─── Records for this exercise ───

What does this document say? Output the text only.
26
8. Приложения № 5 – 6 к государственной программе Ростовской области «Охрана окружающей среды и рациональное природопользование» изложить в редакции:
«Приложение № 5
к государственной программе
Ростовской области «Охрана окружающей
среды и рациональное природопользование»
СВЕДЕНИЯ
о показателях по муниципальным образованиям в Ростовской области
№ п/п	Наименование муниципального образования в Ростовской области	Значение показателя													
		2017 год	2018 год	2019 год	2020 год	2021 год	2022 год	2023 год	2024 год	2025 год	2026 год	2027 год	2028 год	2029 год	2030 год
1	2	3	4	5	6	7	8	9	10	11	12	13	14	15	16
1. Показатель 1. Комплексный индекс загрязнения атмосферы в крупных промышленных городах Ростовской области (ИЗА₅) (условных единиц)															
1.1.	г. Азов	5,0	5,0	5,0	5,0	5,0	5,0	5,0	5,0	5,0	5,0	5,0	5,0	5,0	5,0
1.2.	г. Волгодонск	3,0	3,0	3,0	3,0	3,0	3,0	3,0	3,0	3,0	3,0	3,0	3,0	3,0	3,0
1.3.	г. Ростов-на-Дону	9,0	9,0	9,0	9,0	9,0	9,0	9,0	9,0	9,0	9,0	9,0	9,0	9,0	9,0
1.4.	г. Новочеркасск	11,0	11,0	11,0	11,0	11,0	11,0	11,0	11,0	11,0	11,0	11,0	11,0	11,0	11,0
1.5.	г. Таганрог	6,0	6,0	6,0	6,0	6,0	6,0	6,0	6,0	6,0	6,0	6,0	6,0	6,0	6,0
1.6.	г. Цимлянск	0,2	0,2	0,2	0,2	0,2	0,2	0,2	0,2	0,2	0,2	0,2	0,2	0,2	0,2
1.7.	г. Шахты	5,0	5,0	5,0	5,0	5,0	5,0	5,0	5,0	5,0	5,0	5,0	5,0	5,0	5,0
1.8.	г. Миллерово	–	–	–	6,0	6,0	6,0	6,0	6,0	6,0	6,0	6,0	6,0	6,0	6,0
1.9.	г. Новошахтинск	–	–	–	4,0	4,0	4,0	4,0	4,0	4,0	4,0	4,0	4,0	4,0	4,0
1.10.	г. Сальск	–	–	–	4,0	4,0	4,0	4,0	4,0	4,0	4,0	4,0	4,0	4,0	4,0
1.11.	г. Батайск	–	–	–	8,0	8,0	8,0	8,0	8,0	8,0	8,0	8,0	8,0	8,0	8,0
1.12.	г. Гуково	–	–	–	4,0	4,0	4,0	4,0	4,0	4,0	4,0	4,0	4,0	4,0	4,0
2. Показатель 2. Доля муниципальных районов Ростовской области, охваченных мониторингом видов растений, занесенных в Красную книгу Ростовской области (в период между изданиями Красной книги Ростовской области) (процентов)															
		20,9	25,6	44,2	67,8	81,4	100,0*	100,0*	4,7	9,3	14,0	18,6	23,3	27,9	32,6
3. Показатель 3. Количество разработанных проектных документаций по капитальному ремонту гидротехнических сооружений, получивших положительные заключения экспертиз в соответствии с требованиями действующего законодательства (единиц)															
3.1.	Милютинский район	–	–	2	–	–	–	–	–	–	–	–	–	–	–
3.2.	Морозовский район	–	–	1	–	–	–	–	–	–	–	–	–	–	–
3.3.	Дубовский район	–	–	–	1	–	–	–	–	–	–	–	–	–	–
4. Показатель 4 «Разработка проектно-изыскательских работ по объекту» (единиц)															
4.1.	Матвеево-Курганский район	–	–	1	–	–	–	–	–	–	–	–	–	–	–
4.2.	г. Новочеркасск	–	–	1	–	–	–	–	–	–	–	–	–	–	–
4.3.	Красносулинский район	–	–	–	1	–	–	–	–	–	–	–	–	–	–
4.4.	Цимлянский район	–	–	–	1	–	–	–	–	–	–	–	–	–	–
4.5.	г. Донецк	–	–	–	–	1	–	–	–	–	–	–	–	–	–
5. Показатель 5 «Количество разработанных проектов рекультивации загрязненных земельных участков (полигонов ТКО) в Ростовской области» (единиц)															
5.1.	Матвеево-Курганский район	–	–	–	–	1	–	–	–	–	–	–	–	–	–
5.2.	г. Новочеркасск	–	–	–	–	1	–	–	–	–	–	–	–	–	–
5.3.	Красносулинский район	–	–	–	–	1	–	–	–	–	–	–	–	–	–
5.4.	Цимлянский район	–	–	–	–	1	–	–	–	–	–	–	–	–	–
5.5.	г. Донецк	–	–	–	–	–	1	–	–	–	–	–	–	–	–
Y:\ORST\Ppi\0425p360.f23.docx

───

Request => Go through the listing above line by line and say how many lines hold the word "Новочеркасск". Reply with that number only.

Written response => 3